## [Written task]
Tally the lines in the following entries that include the word "witch"; state only the total.

## [Dataset records]
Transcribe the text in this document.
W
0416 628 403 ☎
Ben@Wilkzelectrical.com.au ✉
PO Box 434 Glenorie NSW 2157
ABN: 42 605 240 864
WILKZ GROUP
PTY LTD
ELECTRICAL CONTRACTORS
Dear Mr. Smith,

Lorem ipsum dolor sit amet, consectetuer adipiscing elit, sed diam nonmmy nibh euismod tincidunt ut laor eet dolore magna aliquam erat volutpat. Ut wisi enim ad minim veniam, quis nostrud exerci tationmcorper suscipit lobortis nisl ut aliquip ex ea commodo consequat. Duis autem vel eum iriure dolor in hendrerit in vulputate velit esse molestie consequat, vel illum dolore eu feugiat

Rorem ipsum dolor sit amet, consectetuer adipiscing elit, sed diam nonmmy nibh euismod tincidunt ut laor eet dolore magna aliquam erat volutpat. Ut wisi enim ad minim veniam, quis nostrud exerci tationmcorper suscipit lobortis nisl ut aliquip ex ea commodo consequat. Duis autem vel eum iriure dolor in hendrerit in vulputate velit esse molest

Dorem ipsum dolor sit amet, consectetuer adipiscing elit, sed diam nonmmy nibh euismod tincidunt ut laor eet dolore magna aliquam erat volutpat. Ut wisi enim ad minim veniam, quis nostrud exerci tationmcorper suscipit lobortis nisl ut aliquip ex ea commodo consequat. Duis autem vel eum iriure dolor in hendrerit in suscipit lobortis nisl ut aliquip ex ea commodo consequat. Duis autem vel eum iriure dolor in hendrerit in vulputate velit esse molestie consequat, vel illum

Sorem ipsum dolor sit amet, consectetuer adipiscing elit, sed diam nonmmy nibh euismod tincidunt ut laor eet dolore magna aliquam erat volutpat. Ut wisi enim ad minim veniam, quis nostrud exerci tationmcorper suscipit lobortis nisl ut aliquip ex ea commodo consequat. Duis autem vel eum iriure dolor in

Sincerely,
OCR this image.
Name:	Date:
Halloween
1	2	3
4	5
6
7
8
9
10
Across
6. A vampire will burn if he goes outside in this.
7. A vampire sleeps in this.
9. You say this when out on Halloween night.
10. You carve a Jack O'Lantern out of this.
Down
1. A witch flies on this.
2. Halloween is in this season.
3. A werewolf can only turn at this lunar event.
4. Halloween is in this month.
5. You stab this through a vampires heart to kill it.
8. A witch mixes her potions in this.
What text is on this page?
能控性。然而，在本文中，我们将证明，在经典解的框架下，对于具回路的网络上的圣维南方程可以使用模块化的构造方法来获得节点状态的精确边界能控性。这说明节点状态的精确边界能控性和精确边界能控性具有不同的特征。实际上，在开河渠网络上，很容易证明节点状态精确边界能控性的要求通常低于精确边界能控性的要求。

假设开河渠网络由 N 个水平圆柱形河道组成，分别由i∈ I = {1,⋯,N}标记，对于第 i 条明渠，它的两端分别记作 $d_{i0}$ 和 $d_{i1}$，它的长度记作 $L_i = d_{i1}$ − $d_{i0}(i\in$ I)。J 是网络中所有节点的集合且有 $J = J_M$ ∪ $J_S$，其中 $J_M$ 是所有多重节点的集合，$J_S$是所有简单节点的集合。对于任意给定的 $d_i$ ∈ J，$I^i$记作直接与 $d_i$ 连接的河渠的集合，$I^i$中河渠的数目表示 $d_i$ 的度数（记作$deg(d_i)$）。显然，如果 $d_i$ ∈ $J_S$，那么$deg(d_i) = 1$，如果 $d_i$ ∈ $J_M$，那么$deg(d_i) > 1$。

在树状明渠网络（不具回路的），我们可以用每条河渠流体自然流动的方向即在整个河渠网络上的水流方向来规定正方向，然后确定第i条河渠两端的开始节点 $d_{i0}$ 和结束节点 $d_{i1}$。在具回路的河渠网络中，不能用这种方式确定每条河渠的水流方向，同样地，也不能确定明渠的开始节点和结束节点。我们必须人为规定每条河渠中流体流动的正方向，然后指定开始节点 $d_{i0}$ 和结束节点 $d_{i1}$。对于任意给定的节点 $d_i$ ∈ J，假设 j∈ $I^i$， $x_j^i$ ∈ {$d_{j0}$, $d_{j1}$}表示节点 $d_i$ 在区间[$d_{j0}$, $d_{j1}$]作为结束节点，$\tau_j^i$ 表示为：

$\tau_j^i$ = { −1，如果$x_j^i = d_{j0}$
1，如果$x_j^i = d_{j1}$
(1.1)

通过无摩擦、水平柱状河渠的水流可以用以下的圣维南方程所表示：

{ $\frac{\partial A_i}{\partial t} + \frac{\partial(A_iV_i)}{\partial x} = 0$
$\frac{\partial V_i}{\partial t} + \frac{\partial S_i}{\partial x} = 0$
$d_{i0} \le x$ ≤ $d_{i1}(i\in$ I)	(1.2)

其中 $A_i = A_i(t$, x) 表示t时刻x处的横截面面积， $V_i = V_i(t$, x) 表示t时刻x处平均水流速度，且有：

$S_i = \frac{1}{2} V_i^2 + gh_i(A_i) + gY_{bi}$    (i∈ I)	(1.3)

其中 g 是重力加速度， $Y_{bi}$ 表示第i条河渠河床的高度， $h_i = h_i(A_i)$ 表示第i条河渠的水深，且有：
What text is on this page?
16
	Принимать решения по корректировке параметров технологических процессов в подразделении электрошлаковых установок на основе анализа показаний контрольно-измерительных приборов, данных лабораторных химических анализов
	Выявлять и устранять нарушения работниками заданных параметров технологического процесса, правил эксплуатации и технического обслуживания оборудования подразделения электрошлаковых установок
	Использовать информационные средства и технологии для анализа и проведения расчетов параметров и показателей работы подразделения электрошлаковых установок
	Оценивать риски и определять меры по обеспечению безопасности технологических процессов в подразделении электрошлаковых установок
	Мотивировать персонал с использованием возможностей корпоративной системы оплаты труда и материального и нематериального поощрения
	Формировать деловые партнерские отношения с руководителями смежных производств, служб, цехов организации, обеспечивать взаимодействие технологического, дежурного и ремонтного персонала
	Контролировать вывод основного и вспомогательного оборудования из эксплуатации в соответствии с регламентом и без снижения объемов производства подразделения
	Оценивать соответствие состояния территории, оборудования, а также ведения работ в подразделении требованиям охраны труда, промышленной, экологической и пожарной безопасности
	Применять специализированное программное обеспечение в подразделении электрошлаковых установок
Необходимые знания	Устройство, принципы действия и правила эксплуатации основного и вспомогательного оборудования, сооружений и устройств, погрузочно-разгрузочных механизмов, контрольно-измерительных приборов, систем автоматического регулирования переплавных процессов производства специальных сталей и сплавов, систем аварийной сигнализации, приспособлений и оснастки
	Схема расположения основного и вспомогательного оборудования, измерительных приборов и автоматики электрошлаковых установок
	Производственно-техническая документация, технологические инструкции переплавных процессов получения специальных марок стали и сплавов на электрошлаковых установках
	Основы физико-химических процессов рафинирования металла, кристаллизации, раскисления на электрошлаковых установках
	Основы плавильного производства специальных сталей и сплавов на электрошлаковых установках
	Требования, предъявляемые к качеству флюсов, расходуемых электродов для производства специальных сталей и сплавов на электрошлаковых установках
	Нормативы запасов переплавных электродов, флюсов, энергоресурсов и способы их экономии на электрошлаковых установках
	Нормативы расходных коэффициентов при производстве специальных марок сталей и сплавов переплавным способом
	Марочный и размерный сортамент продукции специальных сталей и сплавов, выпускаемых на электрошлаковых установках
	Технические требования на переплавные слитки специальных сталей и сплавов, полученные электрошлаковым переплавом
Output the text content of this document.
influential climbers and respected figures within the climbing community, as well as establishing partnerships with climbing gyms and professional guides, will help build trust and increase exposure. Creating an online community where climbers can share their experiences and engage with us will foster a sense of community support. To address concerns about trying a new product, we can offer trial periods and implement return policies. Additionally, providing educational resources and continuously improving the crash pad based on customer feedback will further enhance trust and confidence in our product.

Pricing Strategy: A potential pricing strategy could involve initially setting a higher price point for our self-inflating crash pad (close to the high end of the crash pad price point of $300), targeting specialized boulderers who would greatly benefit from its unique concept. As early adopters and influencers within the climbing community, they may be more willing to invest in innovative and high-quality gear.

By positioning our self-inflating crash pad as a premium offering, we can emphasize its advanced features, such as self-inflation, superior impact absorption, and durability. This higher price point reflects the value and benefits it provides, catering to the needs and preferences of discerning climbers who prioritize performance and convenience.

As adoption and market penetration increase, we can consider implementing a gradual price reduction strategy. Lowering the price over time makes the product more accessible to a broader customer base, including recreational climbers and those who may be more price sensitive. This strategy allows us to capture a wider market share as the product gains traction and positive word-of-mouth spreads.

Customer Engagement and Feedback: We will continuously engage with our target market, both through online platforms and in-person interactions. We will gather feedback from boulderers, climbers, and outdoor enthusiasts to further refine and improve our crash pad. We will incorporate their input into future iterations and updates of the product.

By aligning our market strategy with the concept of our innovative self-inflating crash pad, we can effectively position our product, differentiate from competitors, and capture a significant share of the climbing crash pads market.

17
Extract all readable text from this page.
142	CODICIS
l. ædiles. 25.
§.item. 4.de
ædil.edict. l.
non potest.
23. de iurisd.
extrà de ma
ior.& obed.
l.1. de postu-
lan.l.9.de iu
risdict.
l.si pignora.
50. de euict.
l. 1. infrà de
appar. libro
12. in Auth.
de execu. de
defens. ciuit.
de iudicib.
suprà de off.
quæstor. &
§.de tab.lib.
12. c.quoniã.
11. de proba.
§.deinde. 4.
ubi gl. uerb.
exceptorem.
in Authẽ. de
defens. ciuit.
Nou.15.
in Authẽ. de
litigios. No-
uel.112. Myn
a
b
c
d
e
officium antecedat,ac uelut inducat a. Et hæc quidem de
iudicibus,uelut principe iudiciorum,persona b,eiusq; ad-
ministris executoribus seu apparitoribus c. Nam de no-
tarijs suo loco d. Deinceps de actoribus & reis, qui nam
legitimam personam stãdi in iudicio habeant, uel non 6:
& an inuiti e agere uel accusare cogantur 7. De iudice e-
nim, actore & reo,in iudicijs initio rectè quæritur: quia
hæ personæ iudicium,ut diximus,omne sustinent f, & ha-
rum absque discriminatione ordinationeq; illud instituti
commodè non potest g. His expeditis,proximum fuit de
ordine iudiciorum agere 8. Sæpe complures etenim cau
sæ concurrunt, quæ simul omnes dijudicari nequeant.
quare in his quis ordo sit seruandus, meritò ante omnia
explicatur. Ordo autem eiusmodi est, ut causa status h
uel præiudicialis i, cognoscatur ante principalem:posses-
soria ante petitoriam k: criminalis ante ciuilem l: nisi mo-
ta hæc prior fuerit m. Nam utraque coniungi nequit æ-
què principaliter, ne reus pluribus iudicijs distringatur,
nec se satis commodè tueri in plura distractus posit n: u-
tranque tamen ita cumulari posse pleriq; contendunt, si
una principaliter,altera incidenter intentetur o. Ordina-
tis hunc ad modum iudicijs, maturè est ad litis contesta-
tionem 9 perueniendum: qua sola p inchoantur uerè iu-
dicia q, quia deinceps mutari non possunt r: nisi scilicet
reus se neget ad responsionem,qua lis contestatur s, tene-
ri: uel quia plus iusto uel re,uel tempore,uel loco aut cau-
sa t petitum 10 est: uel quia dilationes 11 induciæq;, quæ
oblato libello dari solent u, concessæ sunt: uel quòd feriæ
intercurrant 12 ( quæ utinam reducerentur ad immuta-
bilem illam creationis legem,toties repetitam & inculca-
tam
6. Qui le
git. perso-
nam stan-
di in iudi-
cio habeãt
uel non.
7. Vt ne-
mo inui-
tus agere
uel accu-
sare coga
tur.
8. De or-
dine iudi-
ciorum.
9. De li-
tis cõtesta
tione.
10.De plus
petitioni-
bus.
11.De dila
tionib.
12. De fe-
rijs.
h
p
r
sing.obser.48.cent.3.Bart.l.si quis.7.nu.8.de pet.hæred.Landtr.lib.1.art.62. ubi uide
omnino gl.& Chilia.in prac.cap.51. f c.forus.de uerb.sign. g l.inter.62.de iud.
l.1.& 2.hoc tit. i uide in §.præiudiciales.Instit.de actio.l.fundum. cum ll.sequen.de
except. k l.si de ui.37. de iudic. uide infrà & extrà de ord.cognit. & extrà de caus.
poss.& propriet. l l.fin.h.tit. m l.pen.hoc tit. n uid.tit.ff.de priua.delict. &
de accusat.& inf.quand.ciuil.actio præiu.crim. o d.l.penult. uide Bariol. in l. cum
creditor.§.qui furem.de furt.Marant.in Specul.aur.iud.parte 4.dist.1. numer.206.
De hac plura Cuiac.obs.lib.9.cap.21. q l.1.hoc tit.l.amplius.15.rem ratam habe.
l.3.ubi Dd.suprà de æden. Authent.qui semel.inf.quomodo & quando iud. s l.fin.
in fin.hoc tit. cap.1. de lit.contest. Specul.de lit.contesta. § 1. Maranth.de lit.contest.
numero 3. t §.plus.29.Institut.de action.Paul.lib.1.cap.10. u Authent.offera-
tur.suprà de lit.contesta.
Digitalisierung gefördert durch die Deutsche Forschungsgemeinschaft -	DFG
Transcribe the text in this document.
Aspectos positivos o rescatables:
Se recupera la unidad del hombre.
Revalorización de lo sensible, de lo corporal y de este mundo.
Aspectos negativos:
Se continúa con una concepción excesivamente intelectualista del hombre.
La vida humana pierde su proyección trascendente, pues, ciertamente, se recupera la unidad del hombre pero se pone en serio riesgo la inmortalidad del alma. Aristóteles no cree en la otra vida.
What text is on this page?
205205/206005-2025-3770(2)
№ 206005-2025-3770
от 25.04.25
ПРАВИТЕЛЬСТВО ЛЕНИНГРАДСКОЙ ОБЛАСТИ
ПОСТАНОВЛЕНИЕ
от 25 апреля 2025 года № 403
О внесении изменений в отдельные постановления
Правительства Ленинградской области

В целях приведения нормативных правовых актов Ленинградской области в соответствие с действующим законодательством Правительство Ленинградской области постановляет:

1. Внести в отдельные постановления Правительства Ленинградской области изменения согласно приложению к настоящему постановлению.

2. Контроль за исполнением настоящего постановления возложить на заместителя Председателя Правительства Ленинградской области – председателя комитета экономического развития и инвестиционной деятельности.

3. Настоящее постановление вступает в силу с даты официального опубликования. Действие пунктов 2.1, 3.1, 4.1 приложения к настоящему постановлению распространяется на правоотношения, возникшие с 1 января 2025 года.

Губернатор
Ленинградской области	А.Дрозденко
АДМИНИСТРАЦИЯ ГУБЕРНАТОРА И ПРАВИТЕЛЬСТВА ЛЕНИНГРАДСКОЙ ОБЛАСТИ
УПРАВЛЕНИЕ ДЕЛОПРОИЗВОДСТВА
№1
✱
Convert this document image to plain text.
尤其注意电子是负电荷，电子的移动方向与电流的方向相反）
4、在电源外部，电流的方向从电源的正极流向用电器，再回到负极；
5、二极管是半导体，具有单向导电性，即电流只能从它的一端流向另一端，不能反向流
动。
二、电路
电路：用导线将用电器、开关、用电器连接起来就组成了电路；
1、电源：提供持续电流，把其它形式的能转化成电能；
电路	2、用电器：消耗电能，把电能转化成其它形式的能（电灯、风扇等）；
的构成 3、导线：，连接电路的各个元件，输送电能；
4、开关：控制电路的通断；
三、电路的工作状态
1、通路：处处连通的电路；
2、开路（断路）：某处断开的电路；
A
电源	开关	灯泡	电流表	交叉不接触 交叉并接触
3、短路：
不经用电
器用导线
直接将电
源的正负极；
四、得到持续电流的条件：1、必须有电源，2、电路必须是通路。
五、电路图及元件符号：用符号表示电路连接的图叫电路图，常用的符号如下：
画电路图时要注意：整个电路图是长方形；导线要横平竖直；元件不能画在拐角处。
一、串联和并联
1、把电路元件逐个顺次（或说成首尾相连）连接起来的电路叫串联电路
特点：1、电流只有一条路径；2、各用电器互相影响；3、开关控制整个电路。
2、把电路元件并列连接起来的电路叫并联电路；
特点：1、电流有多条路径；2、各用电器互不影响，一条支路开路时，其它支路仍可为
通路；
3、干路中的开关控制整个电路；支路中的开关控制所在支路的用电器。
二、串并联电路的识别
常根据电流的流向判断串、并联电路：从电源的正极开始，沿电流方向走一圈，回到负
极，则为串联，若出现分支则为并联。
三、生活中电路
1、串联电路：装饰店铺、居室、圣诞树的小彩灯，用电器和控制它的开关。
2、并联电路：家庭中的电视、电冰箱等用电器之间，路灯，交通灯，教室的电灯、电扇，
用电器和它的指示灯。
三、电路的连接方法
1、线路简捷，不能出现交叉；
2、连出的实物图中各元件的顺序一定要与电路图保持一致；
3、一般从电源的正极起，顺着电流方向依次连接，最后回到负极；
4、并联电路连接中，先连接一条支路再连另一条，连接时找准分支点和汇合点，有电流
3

## [Result]
2